● Input for this task
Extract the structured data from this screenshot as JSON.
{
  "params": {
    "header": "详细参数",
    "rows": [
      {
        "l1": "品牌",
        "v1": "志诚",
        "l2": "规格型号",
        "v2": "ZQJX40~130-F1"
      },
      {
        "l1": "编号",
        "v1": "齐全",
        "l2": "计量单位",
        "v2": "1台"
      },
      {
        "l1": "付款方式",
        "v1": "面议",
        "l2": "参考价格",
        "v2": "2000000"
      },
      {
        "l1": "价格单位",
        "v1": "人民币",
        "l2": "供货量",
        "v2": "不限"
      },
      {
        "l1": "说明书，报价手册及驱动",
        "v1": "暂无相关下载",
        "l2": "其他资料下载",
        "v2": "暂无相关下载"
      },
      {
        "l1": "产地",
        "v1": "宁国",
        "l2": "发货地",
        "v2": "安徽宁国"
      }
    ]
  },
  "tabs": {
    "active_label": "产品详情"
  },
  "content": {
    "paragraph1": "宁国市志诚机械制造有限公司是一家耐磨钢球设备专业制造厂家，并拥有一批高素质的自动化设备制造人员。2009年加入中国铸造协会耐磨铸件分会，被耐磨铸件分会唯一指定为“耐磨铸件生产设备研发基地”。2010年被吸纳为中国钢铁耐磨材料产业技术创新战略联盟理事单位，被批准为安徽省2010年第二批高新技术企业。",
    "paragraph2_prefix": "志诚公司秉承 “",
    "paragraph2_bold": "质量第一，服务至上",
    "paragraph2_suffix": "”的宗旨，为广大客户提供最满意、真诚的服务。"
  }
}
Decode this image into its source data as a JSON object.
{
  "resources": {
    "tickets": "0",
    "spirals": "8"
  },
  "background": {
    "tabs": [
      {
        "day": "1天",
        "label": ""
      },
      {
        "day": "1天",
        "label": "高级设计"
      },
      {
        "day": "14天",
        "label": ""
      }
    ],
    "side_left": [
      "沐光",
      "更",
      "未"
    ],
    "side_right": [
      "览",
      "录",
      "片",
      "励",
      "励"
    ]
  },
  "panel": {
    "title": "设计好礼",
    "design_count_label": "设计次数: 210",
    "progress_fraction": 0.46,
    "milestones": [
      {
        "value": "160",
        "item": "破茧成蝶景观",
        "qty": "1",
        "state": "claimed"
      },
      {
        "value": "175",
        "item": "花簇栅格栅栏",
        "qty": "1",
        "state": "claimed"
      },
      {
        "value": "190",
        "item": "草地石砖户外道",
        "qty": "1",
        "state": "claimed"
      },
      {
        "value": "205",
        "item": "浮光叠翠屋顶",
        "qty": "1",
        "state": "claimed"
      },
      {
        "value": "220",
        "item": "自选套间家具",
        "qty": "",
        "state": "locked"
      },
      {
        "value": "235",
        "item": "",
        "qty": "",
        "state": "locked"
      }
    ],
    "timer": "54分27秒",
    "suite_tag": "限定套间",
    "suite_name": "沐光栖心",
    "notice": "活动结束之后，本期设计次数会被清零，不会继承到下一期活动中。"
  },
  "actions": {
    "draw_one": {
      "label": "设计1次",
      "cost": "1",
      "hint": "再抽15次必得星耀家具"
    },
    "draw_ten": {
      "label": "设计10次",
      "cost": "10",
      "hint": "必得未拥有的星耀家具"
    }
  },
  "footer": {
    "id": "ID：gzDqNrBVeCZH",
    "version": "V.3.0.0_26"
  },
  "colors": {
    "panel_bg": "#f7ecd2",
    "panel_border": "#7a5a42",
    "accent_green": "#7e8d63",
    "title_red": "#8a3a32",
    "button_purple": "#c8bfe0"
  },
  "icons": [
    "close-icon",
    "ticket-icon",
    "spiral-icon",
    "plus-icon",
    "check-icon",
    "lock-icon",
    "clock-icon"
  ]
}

● Stated problem
Reproduce the listing in full. Keep it exactly as written.

● Written answer
Extract the structured data from this screenshot as JSON.
{
  "params": {
    "header": "详细参数",
    "rows": [
      {
        "l1": "品牌",
        "v1": "志诚",
        "l2": "规格型号",
        "v2": "ZQJX40~130-F1"
      },
      {
        "l1": "编号",
        "v1": "齐全",
        "l2": "计量单位",
        "v2": "1台"
      },
      {
        "l1": "付款方式",
        "v1": "面议",
        "l2": "参考价格",
        "v2": "2000000"
      },
      {
        "l1": "价格单位",
        "v1": "人民币",
        "l2": "供货量",
        "v2": "不限"
      },
      {
        "l1": "说明书，报价手册及驱动",
        "v1": "暂无相关下载",
        "l2": "其他资料下载",
        "v2": "暂无相关下载"
      },
      {
        "l1": "产地",
        "v1": "宁国",
        "l2": "发货地",
        "v2": "安徽宁国"
      }
    ]
  },
  "tabs": {
    "active_label": "产品详情"
  },
  "content": {
    "paragraph1": "宁国市志诚机械制造有限公司是一家耐磨钢球设备专业制造厂家，并拥有一批高素质的自动化设备制造人员。2009年加入中国铸造协会耐磨铸件分会，被耐磨铸件分会唯一指定为“耐磨铸件生产设备研发基地”。2010年被吸纳为中国钢铁耐磨材料产业技术创新战略联盟理事单位，被批准为安徽省2010年第二批高新技术企业。",
    "paragraph2_prefix": "志诚公司秉承 “",
    "paragraph2_bold": "质量第一，服务至上",
    "paragraph2_suffix": "”的宗旨，为广大客户提供最满意、真诚的服务。"
  }
}
Decode this image into its source data as a JSON object.
{
  "resources": {
    "tickets": "0",
    "spirals": "8"
  },
  "background": {
    "tabs": [
      {
        "day": "1天",
        "label": ""
      },
      {
        "day": "1天",
        "label": "高级设计"
      },
      {
        "day": "14天",
        "label": ""
      }
    ],
    "side_left": [
      "沐光",
      "更",
      "未"
    ],
    "side_right": [
      "览",
      "录",
      "片",
      "励",
      "励"
    ]
  },
  "panel": {
    "title": "设计好礼",
    "design_count_label": "设计次数: 210",
    "progress_fraction": 0.46,
    "milestones": [
      {
        "value": "160",
        "item": "破茧成蝶景观",
        "qty": "1",
        "state": "claimed"
      },
      {
        "value": "175",
        "item": "花簇栅格栅栏",
        "qty": "1",
        "state": "claimed"
      },
      {
        "value": "190",
        "item": "草地石砖户外道",
        "qty": "1",
        "state": "claimed"
      },
      {
        "value": "205",
        "item": "浮光叠翠屋顶",
        "qty": "1",
        "state": "claimed"
      },
      {
        "value": "220",
        "item": "自选套间家具",
        "qty": "",
        "state": "locked"
      },
      {
        "value": "235",
        "item": "",
        "qty": "",
        "state": "locked"
      }
    ],
    "timer": "54分27秒",
    "suite_tag": "限定套间",
    "suite_name": "沐光栖心",
    "notice": "活动结束之后，本期设计次数会被清零，不会继承到下一期活动中。"
  },
  "actions": {
    "draw_one": {
      "label": "设计1次",
      "cost": "1",
      "hint": "再抽15次必得星耀家具"
    },
    "draw_ten": {
      "label": "设计10次",
      "cost": "10",
      "hint": "必得未拥有的星耀家具"
    }
  },
  "footer": {
    "id": "ID：gzDqNrBVeCZH",
    "version": "V.3.0.0_26"
  },
  "colors": {
    "panel_bg": "#f7ecd2",
    "panel_border": "#7a5a42",
    "accent_green": "#7e8d63",
    "title_red": "#8a3a32",
    "button_purple": "#c8bfe0"
  },
  "icons": [
    "close-icon",
    "ticket-icon",
    "spiral-icon",
    "plus-icon",
    "check-icon",
    "lock-icon",
    "clock-icon"
  ]
}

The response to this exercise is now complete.